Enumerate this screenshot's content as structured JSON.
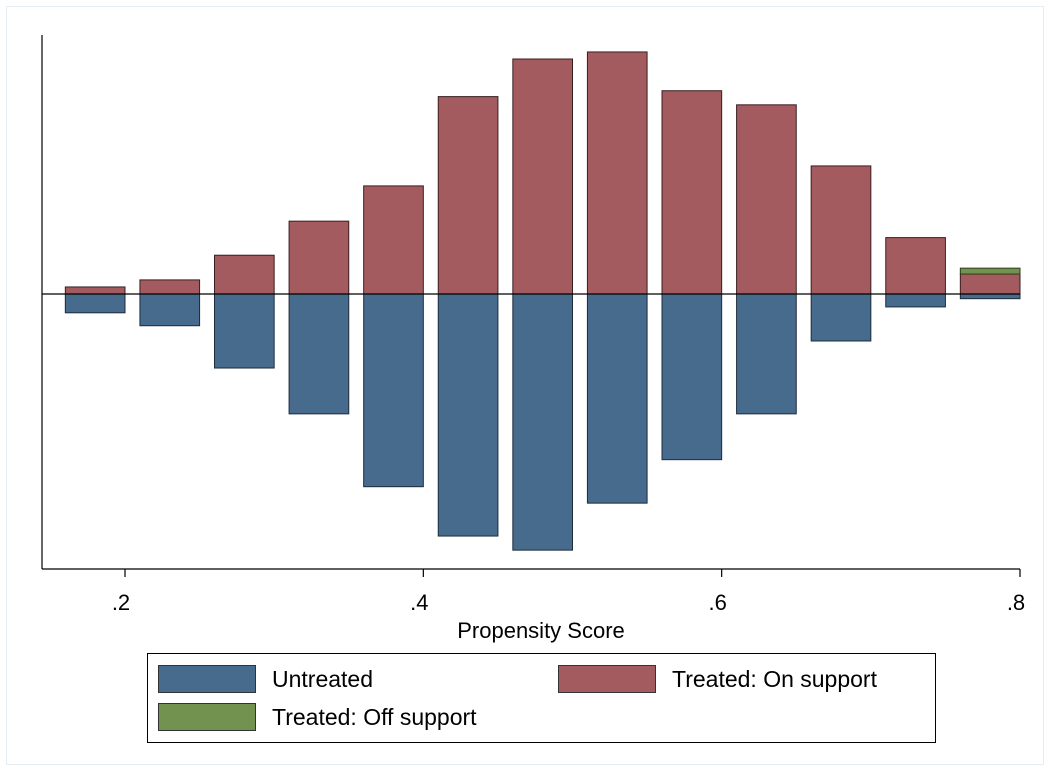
{
  "chart_data": {
    "type": "bar",
    "xlabel": "Propensity Score",
    "ylabel": "",
    "xlim": [
      0.14,
      0.8
    ],
    "xticks": [
      0.2,
      0.4,
      0.6,
      0.8
    ],
    "xtick_labels": [
      ".2",
      ".4",
      ".6",
      ".8"
    ],
    "bin_edges": [
      [
        0.16,
        0.2
      ],
      [
        0.21,
        0.25
      ],
      [
        0.26,
        0.3
      ],
      [
        0.31,
        0.35
      ],
      [
        0.36,
        0.4
      ],
      [
        0.41,
        0.45
      ],
      [
        0.46,
        0.5
      ],
      [
        0.51,
        0.55
      ],
      [
        0.56,
        0.6
      ],
      [
        0.61,
        0.65
      ],
      [
        0.66,
        0.7
      ],
      [
        0.71,
        0.75
      ],
      [
        0.76,
        0.8
      ]
    ],
    "y_reference": 0,
    "ylim": [
      -1.09,
      1.04
    ],
    "series": [
      {
        "name": "Untreated",
        "color": "#476b8c",
        "direction": "down",
        "values": [
          0.08,
          0.135,
          0.315,
          0.51,
          0.82,
          1.03,
          1.09,
          0.89,
          0.705,
          0.51,
          0.2,
          0.055,
          0.02
        ]
      },
      {
        "name": "Treated: On support",
        "color": "#a35b5f",
        "direction": "up",
        "values": [
          0.03,
          0.06,
          0.165,
          0.31,
          0.46,
          0.84,
          1.0,
          1.03,
          0.865,
          0.805,
          0.545,
          0.24,
          0.085
        ]
      },
      {
        "name": "Treated: Off support",
        "color": "#72924f",
        "direction": "up",
        "values": [
          0,
          0,
          0,
          0,
          0,
          0,
          0,
          0,
          0,
          0,
          0,
          0,
          0.025
        ]
      }
    ],
    "legend_position": "bottom"
  },
  "legend": {
    "items": [
      {
        "label": "Untreated",
        "color": "#476b8c"
      },
      {
        "label": "Treated: On support",
        "color": "#a35b5f"
      },
      {
        "label": "Treated: Off support",
        "color": "#72924f"
      }
    ]
  }
}
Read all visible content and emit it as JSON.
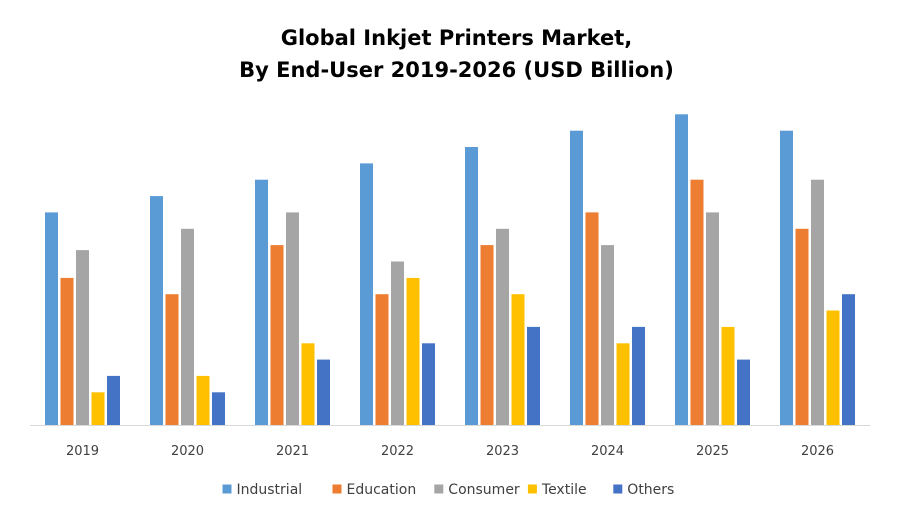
{
  "chart_data": {
    "type": "bar",
    "title_lines": [
      "Global Inkjet Printers Market,",
      "By End-User 2019-2026 (USD Billion)"
    ],
    "categories": [
      "2019",
      "2020",
      "2021",
      "2022",
      "2023",
      "2024",
      "2025",
      "2026"
    ],
    "series": [
      {
        "name": "Industrial",
        "color": "#5B9BD5",
        "values": [
          13,
          14,
          15,
          16,
          17,
          18,
          19,
          18
        ]
      },
      {
        "name": "Education",
        "color": "#ED7D31",
        "values": [
          9,
          8,
          11,
          8,
          11,
          13,
          15,
          12
        ]
      },
      {
        "name": "Consumer",
        "color": "#A5A5A5",
        "values": [
          10.7,
          12,
          13,
          10,
          12,
          11,
          13,
          15
        ]
      },
      {
        "name": "Textile",
        "color": "#FFC000",
        "values": [
          2,
          3,
          5,
          9,
          8,
          5,
          6,
          7
        ]
      },
      {
        "name": "Others",
        "color": "#4472C4",
        "values": [
          3,
          2,
          4,
          5,
          6,
          6,
          4,
          8
        ]
      }
    ],
    "ylim": [
      0,
      20
    ],
    "grid": false,
    "legend_position": "bottom"
  }
}
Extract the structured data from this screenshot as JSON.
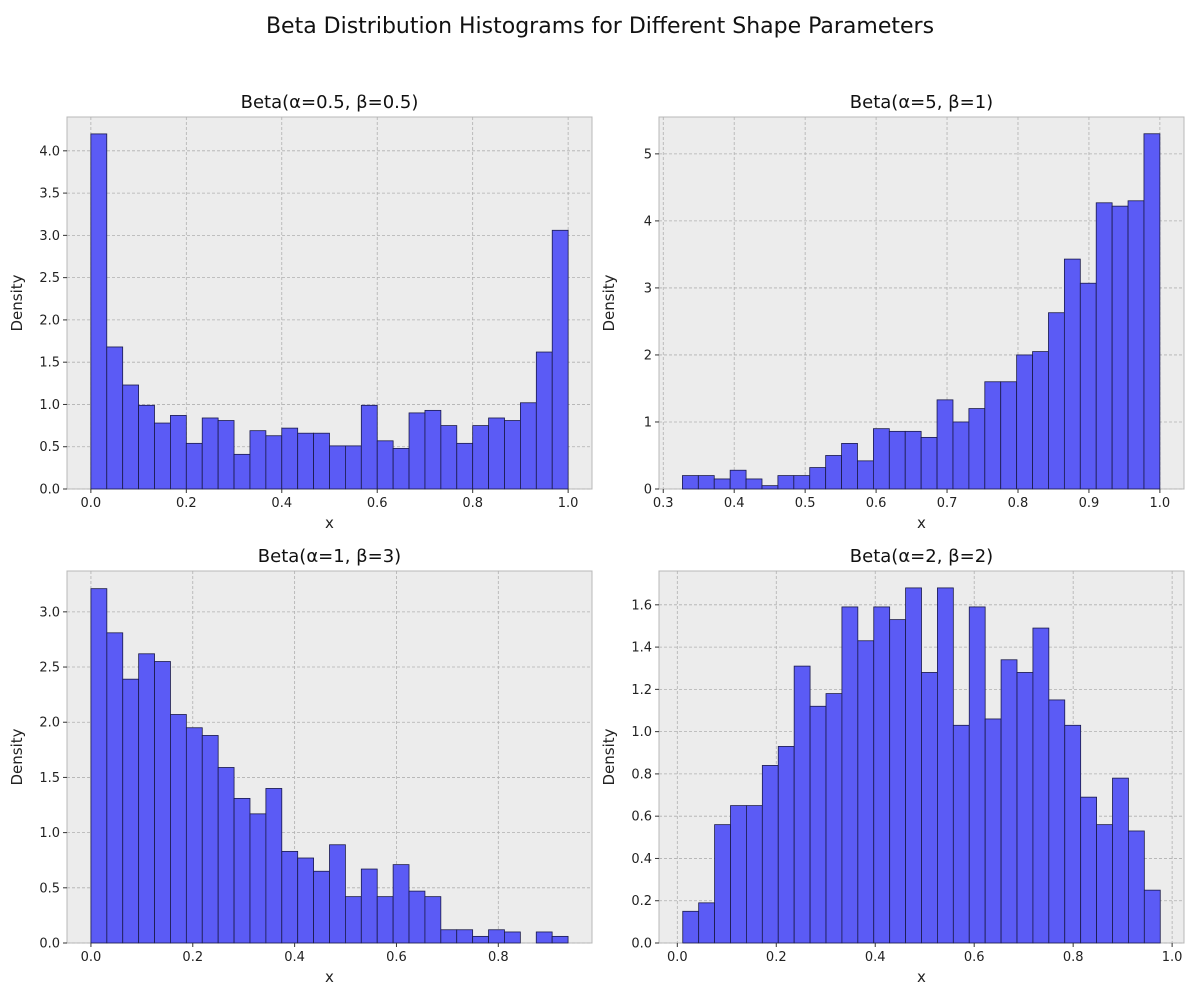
{
  "figure_title": "Beta Distribution Histograms for Different Shape Parameters",
  "bar_color": "#5b5bf5",
  "chart_data": [
    {
      "type": "bar",
      "title": "Beta(α=0.5, β=0.5)",
      "xlabel": "x",
      "ylabel": "Density",
      "xlim": [
        -0.05,
        1.05
      ],
      "ylim": [
        0,
        4.4
      ],
      "xticks": [
        0.0,
        0.2,
        0.4,
        0.6,
        0.8,
        1.0
      ],
      "xtick_labels": [
        "0.0",
        "0.2",
        "0.4",
        "0.6",
        "0.8",
        "1.0"
      ],
      "yticks": [
        0.0,
        0.5,
        1.0,
        1.5,
        2.0,
        2.5,
        3.0,
        3.5,
        4.0
      ],
      "ytick_labels": [
        "0.0",
        "0.5",
        "1.0",
        "1.5",
        "2.0",
        "2.5",
        "3.0",
        "3.5",
        "4.0"
      ],
      "grid": true,
      "bin_start": 0.0,
      "bin_end": 1.0,
      "values": [
        4.2,
        1.68,
        1.23,
        0.99,
        0.78,
        0.87,
        0.54,
        0.84,
        0.81,
        0.41,
        0.69,
        0.63,
        0.72,
        0.66,
        0.66,
        0.51,
        0.51,
        0.99,
        0.57,
        0.48,
        0.9,
        0.93,
        0.75,
        0.54,
        0.75,
        0.84,
        0.81,
        1.02,
        1.62,
        3.06
      ]
    },
    {
      "type": "bar",
      "title": "Beta(α=5, β=1)",
      "xlabel": "x",
      "ylabel": "Density",
      "xlim": [
        0.294,
        1.034
      ],
      "ylim": [
        0,
        5.55
      ],
      "xticks": [
        0.3,
        0.4,
        0.5,
        0.6,
        0.7,
        0.8,
        0.9,
        1.0
      ],
      "xtick_labels": [
        "0.3",
        "0.4",
        "0.5",
        "0.6",
        "0.7",
        "0.8",
        "0.9",
        "1.0"
      ],
      "yticks": [
        0,
        1,
        2,
        3,
        4,
        5
      ],
      "ytick_labels": [
        "0",
        "1",
        "2",
        "3",
        "4",
        "5"
      ],
      "grid": true,
      "bin_start": 0.327,
      "bin_end": 1.0,
      "values": [
        0.2,
        0.2,
        0.15,
        0.28,
        0.15,
        0.05,
        0.2,
        0.2,
        0.32,
        0.5,
        0.68,
        0.42,
        0.9,
        0.86,
        0.86,
        0.77,
        1.33,
        1.0,
        1.2,
        1.6,
        1.6,
        2.0,
        2.05,
        2.63,
        3.43,
        3.07,
        4.27,
        4.22,
        4.3,
        5.3
      ]
    },
    {
      "type": "bar",
      "title": "Beta(α=1, β=3)",
      "xlabel": "x",
      "ylabel": "Density",
      "xlim": [
        -0.047,
        0.984
      ],
      "ylim": [
        0,
        3.37
      ],
      "xticks": [
        0.0,
        0.2,
        0.4,
        0.6,
        0.8
      ],
      "xtick_labels": [
        "0.0",
        "0.2",
        "0.4",
        "0.6",
        "0.8"
      ],
      "yticks": [
        0.0,
        0.5,
        1.0,
        1.5,
        2.0,
        2.5,
        3.0
      ],
      "ytick_labels": [
        "0.0",
        "0.5",
        "1.0",
        "1.5",
        "2.0",
        "2.5",
        "3.0"
      ],
      "grid": true,
      "bin_start": 0.0,
      "bin_end": 0.937,
      "values": [
        3.21,
        2.81,
        2.39,
        2.62,
        2.55,
        2.07,
        1.95,
        1.88,
        1.59,
        1.31,
        1.17,
        1.4,
        0.83,
        0.77,
        0.65,
        0.89,
        0.42,
        0.67,
        0.42,
        0.71,
        0.47,
        0.42,
        0.12,
        0.12,
        0.06,
        0.12,
        0.1,
        0.0,
        0.1,
        0.06
      ]
    },
    {
      "type": "bar",
      "title": "Beta(α=2, β=2)",
      "xlabel": "x",
      "ylabel": "Density",
      "xlim": [
        -0.037,
        1.024
      ],
      "ylim": [
        0,
        1.76
      ],
      "xticks": [
        0.0,
        0.2,
        0.4,
        0.6,
        0.8,
        1.0
      ],
      "xtick_labels": [
        "0.0",
        "0.2",
        "0.4",
        "0.6",
        "0.8",
        "1.0"
      ],
      "yticks": [
        0.0,
        0.2,
        0.4,
        0.6,
        0.8,
        1.0,
        1.2,
        1.4,
        1.6
      ],
      "ytick_labels": [
        "0.0",
        "0.2",
        "0.4",
        "0.6",
        "0.8",
        "1.0",
        "1.2",
        "1.4",
        "1.6"
      ],
      "grid": true,
      "bin_start": 0.011,
      "bin_end": 0.976,
      "values": [
        0.15,
        0.19,
        0.56,
        0.65,
        0.65,
        0.84,
        0.93,
        1.31,
        1.12,
        1.18,
        1.59,
        1.43,
        1.59,
        1.53,
        1.68,
        1.28,
        1.68,
        1.03,
        1.59,
        1.06,
        1.34,
        1.28,
        1.49,
        1.15,
        1.03,
        0.69,
        0.56,
        0.78,
        0.53,
        0.25
      ]
    }
  ]
}
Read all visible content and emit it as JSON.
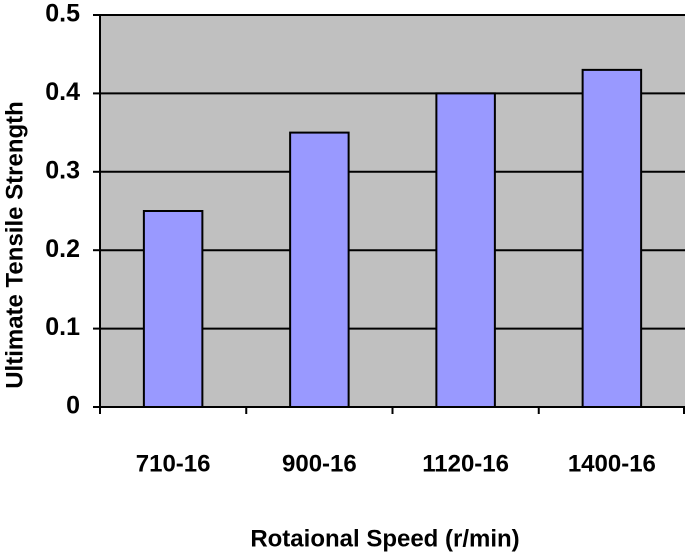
{
  "chart_data": {
    "type": "bar",
    "x_label": "Rotaional Speed (r/min)",
    "y_label": "Ultimate  Tensile Strength",
    "categories": [
      "710-16",
      "900-16",
      "1120-16",
      "1400-16"
    ],
    "values": [
      0.25,
      0.35,
      0.4,
      0.43
    ],
    "color": "#9999ff",
    "plot_background": "#c0c0c0",
    "ylim": [
      0,
      0.5
    ],
    "yticks": [
      0,
      0.1,
      0.2,
      0.3,
      0.4,
      0.5
    ],
    "grid": true
  }
}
+++++
* _WORK REQUIRED_:
Write out every line of the entries that holds the word "JSON".

* _SOLUTION TO THIS TASK_:
Enumerate this screenshot's content as structured JSON.
Read all visible content and emit it as JSON.
Extract the structured data from this screenshot as JSON.
Read all visible content and emit it as JSON.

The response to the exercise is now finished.